Dataset entries:
_ _ _ _ _

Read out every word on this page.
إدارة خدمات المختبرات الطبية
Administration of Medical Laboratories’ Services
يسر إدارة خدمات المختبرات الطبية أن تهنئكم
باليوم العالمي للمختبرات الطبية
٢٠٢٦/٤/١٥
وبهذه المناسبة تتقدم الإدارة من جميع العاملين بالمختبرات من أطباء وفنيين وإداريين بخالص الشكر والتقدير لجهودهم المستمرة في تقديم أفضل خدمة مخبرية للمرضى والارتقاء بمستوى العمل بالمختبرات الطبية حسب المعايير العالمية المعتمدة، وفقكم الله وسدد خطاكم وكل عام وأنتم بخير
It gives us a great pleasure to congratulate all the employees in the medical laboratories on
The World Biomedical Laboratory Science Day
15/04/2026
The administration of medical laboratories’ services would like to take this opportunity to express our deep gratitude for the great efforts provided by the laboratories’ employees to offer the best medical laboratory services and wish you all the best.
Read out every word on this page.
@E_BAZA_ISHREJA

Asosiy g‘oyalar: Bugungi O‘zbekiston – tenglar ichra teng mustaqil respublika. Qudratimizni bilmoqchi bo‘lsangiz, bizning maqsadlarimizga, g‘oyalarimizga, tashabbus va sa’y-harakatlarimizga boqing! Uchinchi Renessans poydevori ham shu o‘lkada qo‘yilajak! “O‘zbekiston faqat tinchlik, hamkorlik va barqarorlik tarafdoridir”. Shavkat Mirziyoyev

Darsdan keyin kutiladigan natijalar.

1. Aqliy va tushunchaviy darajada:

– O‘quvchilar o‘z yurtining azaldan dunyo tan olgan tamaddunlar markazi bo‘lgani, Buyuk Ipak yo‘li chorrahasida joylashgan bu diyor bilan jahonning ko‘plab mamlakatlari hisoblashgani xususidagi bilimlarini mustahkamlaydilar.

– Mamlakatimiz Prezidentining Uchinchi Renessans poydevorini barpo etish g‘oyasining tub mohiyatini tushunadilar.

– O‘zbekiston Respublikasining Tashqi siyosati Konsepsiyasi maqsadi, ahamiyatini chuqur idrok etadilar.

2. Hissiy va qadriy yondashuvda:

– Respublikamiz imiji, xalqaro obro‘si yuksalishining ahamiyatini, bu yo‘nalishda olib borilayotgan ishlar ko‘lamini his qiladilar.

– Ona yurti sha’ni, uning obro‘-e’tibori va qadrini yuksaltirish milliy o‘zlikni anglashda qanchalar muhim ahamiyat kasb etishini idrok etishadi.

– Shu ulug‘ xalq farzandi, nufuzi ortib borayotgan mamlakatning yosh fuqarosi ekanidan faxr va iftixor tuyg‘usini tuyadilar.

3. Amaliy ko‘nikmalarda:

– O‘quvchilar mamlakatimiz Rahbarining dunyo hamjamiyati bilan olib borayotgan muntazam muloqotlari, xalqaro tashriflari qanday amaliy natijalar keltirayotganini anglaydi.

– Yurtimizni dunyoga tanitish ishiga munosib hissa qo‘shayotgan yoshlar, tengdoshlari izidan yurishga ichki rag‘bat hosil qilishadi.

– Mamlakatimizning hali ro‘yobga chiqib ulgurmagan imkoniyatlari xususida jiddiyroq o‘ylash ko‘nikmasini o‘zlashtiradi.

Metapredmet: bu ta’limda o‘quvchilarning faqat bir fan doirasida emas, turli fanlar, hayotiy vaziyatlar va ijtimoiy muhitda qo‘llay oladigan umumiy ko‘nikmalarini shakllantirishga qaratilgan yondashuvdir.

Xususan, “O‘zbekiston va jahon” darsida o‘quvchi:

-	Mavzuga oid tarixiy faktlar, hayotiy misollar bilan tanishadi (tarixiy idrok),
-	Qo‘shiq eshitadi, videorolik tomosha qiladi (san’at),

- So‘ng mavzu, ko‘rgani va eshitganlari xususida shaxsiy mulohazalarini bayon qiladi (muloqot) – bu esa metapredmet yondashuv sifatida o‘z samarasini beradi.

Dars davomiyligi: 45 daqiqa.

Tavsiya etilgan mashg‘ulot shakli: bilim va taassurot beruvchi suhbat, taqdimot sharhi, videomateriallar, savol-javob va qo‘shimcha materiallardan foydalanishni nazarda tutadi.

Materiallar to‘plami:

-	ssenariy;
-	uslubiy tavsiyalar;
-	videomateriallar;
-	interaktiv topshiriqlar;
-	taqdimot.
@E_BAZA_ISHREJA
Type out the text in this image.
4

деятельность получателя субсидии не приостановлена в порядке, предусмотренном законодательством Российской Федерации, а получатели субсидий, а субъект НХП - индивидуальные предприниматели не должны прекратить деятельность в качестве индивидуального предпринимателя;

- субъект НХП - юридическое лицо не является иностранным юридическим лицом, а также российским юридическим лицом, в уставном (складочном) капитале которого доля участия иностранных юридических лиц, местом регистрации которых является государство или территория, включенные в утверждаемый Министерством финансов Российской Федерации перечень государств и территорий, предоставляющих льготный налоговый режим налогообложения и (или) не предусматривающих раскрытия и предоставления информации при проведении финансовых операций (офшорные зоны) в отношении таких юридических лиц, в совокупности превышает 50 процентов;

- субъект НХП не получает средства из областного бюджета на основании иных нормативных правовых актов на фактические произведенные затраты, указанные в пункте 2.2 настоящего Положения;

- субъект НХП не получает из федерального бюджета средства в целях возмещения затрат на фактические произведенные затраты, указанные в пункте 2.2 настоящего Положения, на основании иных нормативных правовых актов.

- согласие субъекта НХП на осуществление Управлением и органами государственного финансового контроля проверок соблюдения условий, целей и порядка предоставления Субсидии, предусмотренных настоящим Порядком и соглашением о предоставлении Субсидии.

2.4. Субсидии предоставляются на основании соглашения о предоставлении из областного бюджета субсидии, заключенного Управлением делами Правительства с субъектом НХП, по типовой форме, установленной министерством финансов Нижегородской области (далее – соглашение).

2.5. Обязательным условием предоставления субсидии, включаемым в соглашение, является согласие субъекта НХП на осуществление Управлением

_ _ _ _ _

## THE TASK:
Copy out the whole listing exactly.

## FINAL ANSWER:
Read out every word on this page.
إدارة خدمات المختبرات الطبية
Administration of Medical Laboratories’ Services
يسر إدارة خدمات المختبرات الطبية أن تهنئكم
باليوم العالمي للمختبرات الطبية
٢٠٢٦/٤/١٥
وبهذه المناسبة تتقدم الإدارة من جميع العاملين بالمختبرات من أطباء وفنيين وإداريين بخالص الشكر والتقدير لجهودهم المستمرة في تقديم أفضل خدمة مخبرية للمرضى والارتقاء بمستوى العمل بالمختبرات الطبية حسب المعايير العالمية المعتمدة، وفقكم الله وسدد خطاكم وكل عام وأنتم بخير
It gives us a great pleasure to congratulate all the employees in the medical laboratories on
The World Biomedical Laboratory Science Day
15/04/2026
The administration of medical laboratories’ services would like to take this opportunity to express our deep gratitude for the great efforts provided by the laboratories’ employees to offer the best medical laboratory services and wish you all the best.
Read out every word on this page.
@E_BAZA_ISHREJA

Asosiy g‘oyalar: Bugungi O‘zbekiston – tenglar ichra teng mustaqil respublika. Qudratimizni bilmoqchi bo‘lsangiz, bizning maqsadlarimizga, g‘oyalarimizga, tashabbus va sa’y-harakatlarimizga boqing! Uchinchi Renessans poydevori ham shu o‘lkada qo‘yilajak! “O‘zbekiston faqat tinchlik, hamkorlik va barqarorlik tarafdoridir”. Shavkat Mirziyoyev

Darsdan keyin kutiladigan natijalar.

1. Aqliy va tushunchaviy darajada:

– O‘quvchilar o‘z yurtining azaldan dunyo tan olgan tamaddunlar markazi bo‘lgani, Buyuk Ipak yo‘li chorrahasida joylashgan bu diyor bilan jahonning ko‘plab mamlakatlari hisoblashgani xususidagi bilimlarini mustahkamlaydilar.

– Mamlakatimiz Prezidentining Uchinchi Renessans poydevorini barpo etish g‘oyasining tub mohiyatini tushunadilar.

– O‘zbekiston Respublikasining Tashqi siyosati Konsepsiyasi maqsadi, ahamiyatini chuqur idrok etadilar.

2. Hissiy va qadriy yondashuvda:

– Respublikamiz imiji, xalqaro obro‘si yuksalishining ahamiyatini, bu yo‘nalishda olib borilayotgan ishlar ko‘lamini his qiladilar.

– Ona yurti sha’ni, uning obro‘-e’tibori va qadrini yuksaltirish milliy o‘zlikni anglashda qanchalar muhim ahamiyat kasb etishini idrok etishadi.

– Shu ulug‘ xalq farzandi, nufuzi ortib borayotgan mamlakatning yosh fuqarosi ekanidan faxr va iftixor tuyg‘usini tuyadilar.

3. Amaliy ko‘nikmalarda:

– O‘quvchilar mamlakatimiz Rahbarining dunyo hamjamiyati bilan olib borayotgan muntazam muloqotlari, xalqaro tashriflari qanday amaliy natijalar keltirayotganini anglaydi.

– Yurtimizni dunyoga tanitish ishiga munosib hissa qo‘shayotgan yoshlar, tengdoshlari izidan yurishga ichki rag‘bat hosil qilishadi.

– Mamlakatimizning hali ro‘yobga chiqib ulgurmagan imkoniyatlari xususida jiddiyroq o‘ylash ko‘nikmasini o‘zlashtiradi.

Metapredmet: bu ta’limda o‘quvchilarning faqat bir fan doirasida emas, turli fanlar, hayotiy vaziyatlar va ijtimoiy muhitda qo‘llay oladigan umumiy ko‘nikmalarini shakllantirishga qaratilgan yondashuvdir.

Xususan, “O‘zbekiston va jahon” darsida o‘quvchi:

-	Mavzuga oid tarixiy faktlar, hayotiy misollar bilan tanishadi (tarixiy idrok),
-	Qo‘shiq eshitadi, videorolik tomosha qiladi (san’at),

- So‘ng mavzu, ko‘rgani va eshitganlari xususida shaxsiy mulohazalarini bayon qiladi (muloqot) – bu esa metapredmet yondashuv sifatida o‘z samarasini beradi.

Dars davomiyligi: 45 daqiqa.

Tavsiya etilgan mashg‘ulot shakli: bilim va taassurot beruvchi suhbat, taqdimot sharhi, videomateriallar, savol-javob va qo‘shimcha materiallardan foydalanishni nazarda tutadi.

Materiallar to‘plami:

-	ssenariy;
-	uslubiy tavsiyalar;
-	videomateriallar;
-	interaktiv topshiriqlar;
-	taqdimot.
@E_BAZA_ISHREJA
Type out the text in this image.
4

деятельность получателя субсидии не приостановлена в порядке, предусмотренном законодательством Российской Федерации, а получатели субсидий, а субъект НХП - индивидуальные предприниматели не должны прекратить деятельность в качестве индивидуального предпринимателя;

- субъект НХП - юридическое лицо не является иностранным юридическим лицом, а также российским юридическим лицом, в уставном (складочном) капитале которого доля участия иностранных юридических лиц, местом регистрации которых является государство или территория, включенные в утверждаемый Министерством финансов Российской Федерации перечень государств и территорий, предоставляющих льготный налоговый режим налогообложения и (или) не предусматривающих раскрытия и предоставления информации при проведении финансовых операций (офшорные зоны) в отношении таких юридических лиц, в совокупности превышает 50 процентов;

- субъект НХП не получает средства из областного бюджета на основании иных нормативных правовых актов на фактические произведенные затраты, указанные в пункте 2.2 настоящего Положения;

- субъект НХП не получает из федерального бюджета средства в целях возмещения затрат на фактические произведенные затраты, указанные в пункте 2.2 настоящего Положения, на основании иных нормативных правовых актов.

- согласие субъекта НХП на осуществление Управлением и органами государственного финансового контроля проверок соблюдения условий, целей и порядка предоставления Субсидии, предусмотренных настоящим Порядком и соглашением о предоставлении Субсидии.

2.4. Субсидии предоставляются на основании соглашения о предоставлении из областного бюджета субсидии, заключенного Управлением делами Правительства с субъектом НХП, по типовой форме, установленной министерством финансов Нижегородской области (далее – соглашение).

2.5. Обязательным условием предоставления субсидии, включаемым в соглашение, является согласие субъекта НХП на осуществление Управлением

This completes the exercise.